All entries are to be given again verbatim.

> _PROVIDED ENTRIES_:
↓↓↓
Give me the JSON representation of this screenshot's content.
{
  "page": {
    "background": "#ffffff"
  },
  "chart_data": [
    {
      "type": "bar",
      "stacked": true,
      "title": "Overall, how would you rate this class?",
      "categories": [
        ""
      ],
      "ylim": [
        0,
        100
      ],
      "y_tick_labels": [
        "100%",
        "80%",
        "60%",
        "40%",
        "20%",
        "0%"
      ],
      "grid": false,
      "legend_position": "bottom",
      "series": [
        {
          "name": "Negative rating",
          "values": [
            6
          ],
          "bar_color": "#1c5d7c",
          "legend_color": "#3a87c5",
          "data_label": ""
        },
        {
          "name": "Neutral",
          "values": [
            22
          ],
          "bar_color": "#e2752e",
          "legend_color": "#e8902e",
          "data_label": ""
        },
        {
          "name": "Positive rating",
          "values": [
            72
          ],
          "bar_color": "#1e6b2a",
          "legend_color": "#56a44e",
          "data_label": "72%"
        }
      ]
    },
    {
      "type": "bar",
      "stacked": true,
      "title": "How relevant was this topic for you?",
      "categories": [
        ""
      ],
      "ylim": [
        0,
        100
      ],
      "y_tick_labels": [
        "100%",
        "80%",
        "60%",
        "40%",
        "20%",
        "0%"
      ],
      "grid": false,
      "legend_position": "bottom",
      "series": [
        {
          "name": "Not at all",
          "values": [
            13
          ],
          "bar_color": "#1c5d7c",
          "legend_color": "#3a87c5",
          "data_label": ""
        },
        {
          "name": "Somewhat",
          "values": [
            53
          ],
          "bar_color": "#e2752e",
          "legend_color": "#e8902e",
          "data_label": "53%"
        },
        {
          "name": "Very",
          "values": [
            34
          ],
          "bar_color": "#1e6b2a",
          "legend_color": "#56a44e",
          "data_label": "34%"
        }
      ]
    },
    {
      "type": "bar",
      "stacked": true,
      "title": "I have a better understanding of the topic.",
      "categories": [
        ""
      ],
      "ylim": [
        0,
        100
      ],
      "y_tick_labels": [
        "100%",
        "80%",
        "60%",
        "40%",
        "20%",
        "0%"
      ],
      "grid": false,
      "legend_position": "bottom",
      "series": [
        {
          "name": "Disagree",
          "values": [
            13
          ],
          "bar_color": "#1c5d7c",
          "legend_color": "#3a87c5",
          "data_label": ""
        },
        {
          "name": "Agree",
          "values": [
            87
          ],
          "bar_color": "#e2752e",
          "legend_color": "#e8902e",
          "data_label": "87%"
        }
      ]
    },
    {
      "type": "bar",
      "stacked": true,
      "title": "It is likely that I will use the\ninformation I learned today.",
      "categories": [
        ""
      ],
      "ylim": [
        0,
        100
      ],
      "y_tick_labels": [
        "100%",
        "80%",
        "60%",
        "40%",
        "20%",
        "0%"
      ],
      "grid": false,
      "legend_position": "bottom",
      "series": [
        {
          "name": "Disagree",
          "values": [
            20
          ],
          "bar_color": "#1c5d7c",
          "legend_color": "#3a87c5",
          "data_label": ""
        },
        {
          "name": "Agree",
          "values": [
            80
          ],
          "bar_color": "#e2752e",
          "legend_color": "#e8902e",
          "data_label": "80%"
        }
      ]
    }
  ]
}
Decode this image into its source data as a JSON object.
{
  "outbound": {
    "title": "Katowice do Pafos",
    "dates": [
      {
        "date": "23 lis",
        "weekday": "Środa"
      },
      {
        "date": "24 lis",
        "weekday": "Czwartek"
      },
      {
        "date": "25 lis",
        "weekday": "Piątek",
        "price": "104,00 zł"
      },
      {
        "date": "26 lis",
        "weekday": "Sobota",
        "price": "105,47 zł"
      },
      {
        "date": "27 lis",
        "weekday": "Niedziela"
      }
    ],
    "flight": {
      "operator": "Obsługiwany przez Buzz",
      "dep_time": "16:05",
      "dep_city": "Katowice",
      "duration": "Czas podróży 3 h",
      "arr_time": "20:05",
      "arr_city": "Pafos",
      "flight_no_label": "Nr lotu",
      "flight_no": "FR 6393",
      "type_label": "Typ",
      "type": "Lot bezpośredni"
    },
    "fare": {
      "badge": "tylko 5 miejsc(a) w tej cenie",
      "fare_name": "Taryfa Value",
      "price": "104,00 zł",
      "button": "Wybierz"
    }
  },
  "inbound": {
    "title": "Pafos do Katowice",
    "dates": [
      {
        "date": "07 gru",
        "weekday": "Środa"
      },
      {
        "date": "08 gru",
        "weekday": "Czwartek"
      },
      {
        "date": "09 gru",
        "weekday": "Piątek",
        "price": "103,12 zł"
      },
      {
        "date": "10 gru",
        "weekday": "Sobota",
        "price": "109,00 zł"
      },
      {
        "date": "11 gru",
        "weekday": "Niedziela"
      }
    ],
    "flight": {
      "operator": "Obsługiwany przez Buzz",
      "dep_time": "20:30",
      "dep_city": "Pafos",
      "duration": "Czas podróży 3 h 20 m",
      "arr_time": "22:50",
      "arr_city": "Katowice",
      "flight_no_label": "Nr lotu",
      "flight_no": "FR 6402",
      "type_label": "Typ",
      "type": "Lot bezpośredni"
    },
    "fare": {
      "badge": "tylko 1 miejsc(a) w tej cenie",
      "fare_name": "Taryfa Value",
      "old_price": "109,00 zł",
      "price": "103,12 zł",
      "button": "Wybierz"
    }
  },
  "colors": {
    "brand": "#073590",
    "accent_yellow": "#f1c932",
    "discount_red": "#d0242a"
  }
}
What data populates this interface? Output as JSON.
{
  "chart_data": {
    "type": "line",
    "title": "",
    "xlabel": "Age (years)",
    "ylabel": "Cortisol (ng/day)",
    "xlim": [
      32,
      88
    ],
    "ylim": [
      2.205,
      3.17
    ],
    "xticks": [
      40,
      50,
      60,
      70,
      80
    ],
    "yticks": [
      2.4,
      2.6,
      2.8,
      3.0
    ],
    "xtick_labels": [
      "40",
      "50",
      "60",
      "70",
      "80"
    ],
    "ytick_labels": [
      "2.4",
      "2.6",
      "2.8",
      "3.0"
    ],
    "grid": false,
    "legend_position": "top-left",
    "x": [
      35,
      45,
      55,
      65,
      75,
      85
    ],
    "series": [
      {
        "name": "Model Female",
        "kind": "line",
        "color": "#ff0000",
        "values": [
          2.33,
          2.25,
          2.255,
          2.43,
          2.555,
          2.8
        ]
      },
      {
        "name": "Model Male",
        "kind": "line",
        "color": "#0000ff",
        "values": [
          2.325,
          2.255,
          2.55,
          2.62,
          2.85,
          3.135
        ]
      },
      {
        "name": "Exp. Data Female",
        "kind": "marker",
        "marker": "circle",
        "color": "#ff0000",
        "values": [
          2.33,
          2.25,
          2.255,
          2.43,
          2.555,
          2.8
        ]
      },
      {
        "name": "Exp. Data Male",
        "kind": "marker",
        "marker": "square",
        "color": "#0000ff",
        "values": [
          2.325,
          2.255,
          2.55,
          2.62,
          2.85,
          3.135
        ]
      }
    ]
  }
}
↑↑↑
> _SOLUTION TO THIS PROBLEM_:
Give me the JSON representation of this screenshot's content.
{
  "page": {
    "background": "#ffffff"
  },
  "chart_data": [
    {
      "type": "bar",
      "stacked": true,
      "title": "Overall, how would you rate this class?",
      "categories": [
        ""
      ],
      "ylim": [
        0,
        100
      ],
      "y_tick_labels": [
        "100%",
        "80%",
        "60%",
        "40%",
        "20%",
        "0%"
      ],
      "grid": false,
      "legend_position": "bottom",
      "series": [
        {
          "name": "Negative rating",
          "values": [
            6
          ],
          "bar_color": "#1c5d7c",
          "legend_color": "#3a87c5",
          "data_label": ""
        },
        {
          "name": "Neutral",
          "values": [
            22
          ],
          "bar_color": "#e2752e",
          "legend_color": "#e8902e",
          "data_label": ""
        },
        {
          "name": "Positive rating",
          "values": [
            72
          ],
          "bar_color": "#1e6b2a",
          "legend_color": "#56a44e",
          "data_label": "72%"
        }
      ]
    },
    {
      "type": "bar",
      "stacked": true,
      "title": "How relevant was this topic for you?",
      "categories": [
        ""
      ],
      "ylim": [
        0,
        100
      ],
      "y_tick_labels": [
        "100%",
        "80%",
        "60%",
        "40%",
        "20%",
        "0%"
      ],
      "grid": false,
      "legend_position": "bottom",
      "series": [
        {
          "name": "Not at all",
          "values": [
            13
          ],
          "bar_color": "#1c5d7c",
          "legend_color": "#3a87c5",
          "data_label": ""
        },
        {
          "name": "Somewhat",
          "values": [
            53
          ],
          "bar_color": "#e2752e",
          "legend_color": "#e8902e",
          "data_label": "53%"
        },
        {
          "name": "Very",
          "values": [
            34
          ],
          "bar_color": "#1e6b2a",
          "legend_color": "#56a44e",
          "data_label": "34%"
        }
      ]
    },
    {
      "type": "bar",
      "stacked": true,
      "title": "I have a better understanding of the topic.",
      "categories": [
        ""
      ],
      "ylim": [
        0,
        100
      ],
      "y_tick_labels": [
        "100%",
        "80%",
        "60%",
        "40%",
        "20%",
        "0%"
      ],
      "grid": false,
      "legend_position": "bottom",
      "series": [
        {
          "name": "Disagree",
          "values": [
            13
          ],
          "bar_color": "#1c5d7c",
          "legend_color": "#3a87c5",
          "data_label": ""
        },
        {
          "name": "Agree",
          "values": [
            87
          ],
          "bar_color": "#e2752e",
          "legend_color": "#e8902e",
          "data_label": "87%"
        }
      ]
    },
    {
      "type": "bar",
      "stacked": true,
      "title": "It is likely that I will use the\ninformation I learned today.",
      "categories": [
        ""
      ],
      "ylim": [
        0,
        100
      ],
      "y_tick_labels": [
        "100%",
        "80%",
        "60%",
        "40%",
        "20%",
        "0%"
      ],
      "grid": false,
      "legend_position": "bottom",
      "series": [
        {
          "name": "Disagree",
          "values": [
            20
          ],
          "bar_color": "#1c5d7c",
          "legend_color": "#3a87c5",
          "data_label": ""
        },
        {
          "name": "Agree",
          "values": [
            80
          ],
          "bar_color": "#e2752e",
          "legend_color": "#e8902e",
          "data_label": "80%"
        }
      ]
    }
  ]
}
Decode this image into its source data as a JSON object.
{
  "outbound": {
    "title": "Katowice do Pafos",
    "dates": [
      {
        "date": "23 lis",
        "weekday": "Środa"
      },
      {
        "date": "24 lis",
        "weekday": "Czwartek"
      },
      {
        "date": "25 lis",
        "weekday": "Piątek",
        "price": "104,00 zł"
      },
      {
        "date": "26 lis",
        "weekday": "Sobota",
        "price": "105,47 zł"
      },
      {
        "date": "27 lis",
        "weekday": "Niedziela"
      }
    ],
    "flight": {
      "operator": "Obsługiwany przez Buzz",
      "dep_time": "16:05",
      "dep_city": "Katowice",
      "duration": "Czas podróży 3 h",
      "arr_time": "20:05",
      "arr_city": "Pafos",
      "flight_no_label": "Nr lotu",
      "flight_no": "FR 6393",
      "type_label": "Typ",
      "type": "Lot bezpośredni"
    },
    "fare": {
      "badge": "tylko 5 miejsc(a) w tej cenie",
      "fare_name": "Taryfa Value",
      "price": "104,00 zł",
      "button": "Wybierz"
    }
  },
  "inbound": {
    "title": "Pafos do Katowice",
    "dates": [
      {
        "date": "07 gru",
        "weekday": "Środa"
      },
      {
        "date": "08 gru",
        "weekday": "Czwartek"
      },
      {
        "date": "09 gru",
        "weekday": "Piątek",
        "price": "103,12 zł"
      },
      {
        "date": "10 gru",
        "weekday": "Sobota",
        "price": "109,00 zł"
      },
      {
        "date": "11 gru",
        "weekday": "Niedziela"
      }
    ],
    "flight": {
      "operator": "Obsługiwany przez Buzz",
      "dep_time": "20:30",
      "dep_city": "Pafos",
      "duration": "Czas podróży 3 h 20 m",
      "arr_time": "22:50",
      "arr_city": "Katowice",
      "flight_no_label": "Nr lotu",
      "flight_no": "FR 6402",
      "type_label": "Typ",
      "type": "Lot bezpośredni"
    },
    "fare": {
      "badge": "tylko 1 miejsc(a) w tej cenie",
      "fare_name": "Taryfa Value",
      "old_price": "109,00 zł",
      "price": "103,12 zł",
      "button": "Wybierz"
    }
  },
  "colors": {
    "brand": "#073590",
    "accent_yellow": "#f1c932",
    "discount_red": "#d0242a"
  }
}
What data populates this interface? Output as JSON.
{
  "chart_data": {
    "type": "line",
    "title": "",
    "xlabel": "Age (years)",
    "ylabel": "Cortisol (ng/day)",
    "xlim": [
      32,
      88
    ],
    "ylim": [
      2.205,
      3.17
    ],
    "xticks": [
      40,
      50,
      60,
      70,
      80
    ],
    "yticks": [
      2.4,
      2.6,
      2.8,
      3.0
    ],
    "xtick_labels": [
      "40",
      "50",
      "60",
      "70",
      "80"
    ],
    "ytick_labels": [
      "2.4",
      "2.6",
      "2.8",
      "3.0"
    ],
    "grid": false,
    "legend_position": "top-left",
    "x": [
      35,
      45,
      55,
      65,
      75,
      85
    ],
    "series": [
      {
        "name": "Model Female",
        "kind": "line",
        "color": "#ff0000",
        "values": [
          2.33,
          2.25,
          2.255,
          2.43,
          2.555,
          2.8
        ]
      },
      {
        "name": "Model Male",
        "kind": "line",
        "color": "#0000ff",
        "values": [
          2.325,
          2.255,
          2.55,
          2.62,
          2.85,
          3.135
        ]
      },
      {
        "name": "Exp. Data Female",
        "kind": "marker",
        "marker": "circle",
        "color": "#ff0000",
        "values": [
          2.33,
          2.25,
          2.255,
          2.43,
          2.555,
          2.8
        ]
      },
      {
        "name": "Exp. Data Male",
        "kind": "marker",
        "marker": "square",
        "color": "#0000ff",
        "values": [
          2.325,
          2.255,
          2.55,
          2.62,
          2.85,
          3.135
        ]
      }
    ]
  }
}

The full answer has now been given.